* **Problem to work on**
Quote the listing below in its entirety.

'''

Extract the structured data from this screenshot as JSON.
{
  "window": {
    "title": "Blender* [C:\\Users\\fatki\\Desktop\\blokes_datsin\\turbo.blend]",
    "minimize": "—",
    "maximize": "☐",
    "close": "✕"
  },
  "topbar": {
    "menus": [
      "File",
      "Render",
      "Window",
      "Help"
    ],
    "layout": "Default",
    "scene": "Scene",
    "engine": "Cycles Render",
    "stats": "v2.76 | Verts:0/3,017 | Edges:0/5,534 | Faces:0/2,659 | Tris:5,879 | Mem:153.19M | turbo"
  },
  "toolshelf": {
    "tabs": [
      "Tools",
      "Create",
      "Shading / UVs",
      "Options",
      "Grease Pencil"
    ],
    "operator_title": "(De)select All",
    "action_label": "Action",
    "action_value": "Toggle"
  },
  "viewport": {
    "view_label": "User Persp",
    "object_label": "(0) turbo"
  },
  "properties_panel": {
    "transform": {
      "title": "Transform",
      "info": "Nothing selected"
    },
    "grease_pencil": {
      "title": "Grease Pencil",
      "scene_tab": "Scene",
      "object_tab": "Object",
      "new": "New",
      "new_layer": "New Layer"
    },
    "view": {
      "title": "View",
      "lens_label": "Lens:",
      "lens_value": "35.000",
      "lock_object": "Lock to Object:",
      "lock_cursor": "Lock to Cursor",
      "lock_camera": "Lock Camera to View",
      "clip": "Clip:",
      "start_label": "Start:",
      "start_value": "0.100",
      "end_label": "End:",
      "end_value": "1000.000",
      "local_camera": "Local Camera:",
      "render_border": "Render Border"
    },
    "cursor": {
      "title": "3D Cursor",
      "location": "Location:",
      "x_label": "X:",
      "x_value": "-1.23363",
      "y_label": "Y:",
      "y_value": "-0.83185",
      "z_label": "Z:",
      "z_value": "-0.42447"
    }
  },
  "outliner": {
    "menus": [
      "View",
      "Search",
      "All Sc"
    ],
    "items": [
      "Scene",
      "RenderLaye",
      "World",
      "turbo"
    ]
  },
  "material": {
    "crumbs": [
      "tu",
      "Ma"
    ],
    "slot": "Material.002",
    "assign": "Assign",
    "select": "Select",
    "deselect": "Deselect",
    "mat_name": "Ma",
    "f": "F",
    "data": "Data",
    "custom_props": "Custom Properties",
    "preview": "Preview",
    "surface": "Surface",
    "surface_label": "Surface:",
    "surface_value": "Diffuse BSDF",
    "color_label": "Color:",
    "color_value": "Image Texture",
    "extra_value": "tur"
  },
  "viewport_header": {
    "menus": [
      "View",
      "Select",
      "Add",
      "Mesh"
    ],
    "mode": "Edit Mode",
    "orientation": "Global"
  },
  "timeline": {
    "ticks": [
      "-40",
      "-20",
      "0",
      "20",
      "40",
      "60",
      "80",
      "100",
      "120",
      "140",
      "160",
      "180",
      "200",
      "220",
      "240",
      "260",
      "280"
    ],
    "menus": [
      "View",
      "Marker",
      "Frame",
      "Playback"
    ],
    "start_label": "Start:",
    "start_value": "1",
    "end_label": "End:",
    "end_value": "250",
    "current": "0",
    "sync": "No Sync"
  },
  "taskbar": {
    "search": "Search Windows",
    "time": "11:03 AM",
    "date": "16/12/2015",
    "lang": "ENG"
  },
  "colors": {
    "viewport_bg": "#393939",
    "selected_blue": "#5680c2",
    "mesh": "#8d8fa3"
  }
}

'''

* **Result for this exercise**
Extract the structured data from this screenshot as JSON.
{
  "window": {
    "title": "Blender* [C:\\Users\\fatki\\Desktop\\blokes_datsin\\turbo.blend]",
    "minimize": "—",
    "maximize": "☐",
    "close": "✕"
  },
  "topbar": {
    "menus": [
      "File",
      "Render",
      "Window",
      "Help"
    ],
    "layout": "Default",
    "scene": "Scene",
    "engine": "Cycles Render",
    "stats": "v2.76 | Verts:0/3,017 | Edges:0/5,534 | Faces:0/2,659 | Tris:5,879 | Mem:153.19M | turbo"
  },
  "toolshelf": {
    "tabs": [
      "Tools",
      "Create",
      "Shading / UVs",
      "Options",
      "Grease Pencil"
    ],
    "operator_title": "(De)select All",
    "action_label": "Action",
    "action_value": "Toggle"
  },
  "viewport": {
    "view_label": "User Persp",
    "object_label": "(0) turbo"
  },
  "properties_panel": {
    "transform": {
      "title": "Transform",
      "info": "Nothing selected"
    },
    "grease_pencil": {
      "title": "Grease Pencil",
      "scene_tab": "Scene",
      "object_tab": "Object",
      "new": "New",
      "new_layer": "New Layer"
    },
    "view": {
      "title": "View",
      "lens_label": "Lens:",
      "lens_value": "35.000",
      "lock_object": "Lock to Object:",
      "lock_cursor": "Lock to Cursor",
      "lock_camera": "Lock Camera to View",
      "clip": "Clip:",
      "start_label": "Start:",
      "start_value": "0.100",
      "end_label": "End:",
      "end_value": "1000.000",
      "local_camera": "Local Camera:",
      "render_border": "Render Border"
    },
    "cursor": {
      "title": "3D Cursor",
      "location": "Location:",
      "x_label": "X:",
      "x_value": "-1.23363",
      "y_label": "Y:",
      "y_value": "-0.83185",
      "z_label": "Z:",
      "z_value": "-0.42447"
    }
  },
  "outliner": {
    "menus": [
      "View",
      "Search",
      "All Sc"
    ],
    "items": [
      "Scene",
      "RenderLaye",
      "World",
      "turbo"
    ]
  },
  "material": {
    "crumbs": [
      "tu",
      "Ma"
    ],
    "slot": "Material.002",
    "assign": "Assign",
    "select": "Select",
    "deselect": "Deselect",
    "mat_name": "Ma",
    "f": "F",
    "data": "Data",
    "custom_props": "Custom Properties",
    "preview": "Preview",
    "surface": "Surface",
    "surface_label": "Surface:",
    "surface_value": "Diffuse BSDF",
    "color_label": "Color:",
    "color_value": "Image Texture",
    "extra_value": "tur"
  },
  "viewport_header": {
    "menus": [
      "View",
      "Select",
      "Add",
      "Mesh"
    ],
    "mode": "Edit Mode",
    "orientation": "Global"
  },
  "timeline": {
    "ticks": [
      "-40",
      "-20",
      "0",
      "20",
      "40",
      "60",
      "80",
      "100",
      "120",
      "140",
      "160",
      "180",
      "200",
      "220",
      "240",
      "260",
      "280"
    ],
    "menus": [
      "View",
      "Marker",
      "Frame",
      "Playback"
    ],
    "start_label": "Start:",
    "start_value": "1",
    "end_label": "End:",
    "end_value": "250",
    "current": "0",
    "sync": "No Sync"
  },
  "taskbar": {
    "search": "Search Windows",
    "time": "11:03 AM",
    "date": "16/12/2015",
    "lang": "ENG"
  },
  "colors": {
    "viewport_bg": "#393939",
    "selected_blue": "#5680c2",
    "mesh": "#8d8fa3"
  }
}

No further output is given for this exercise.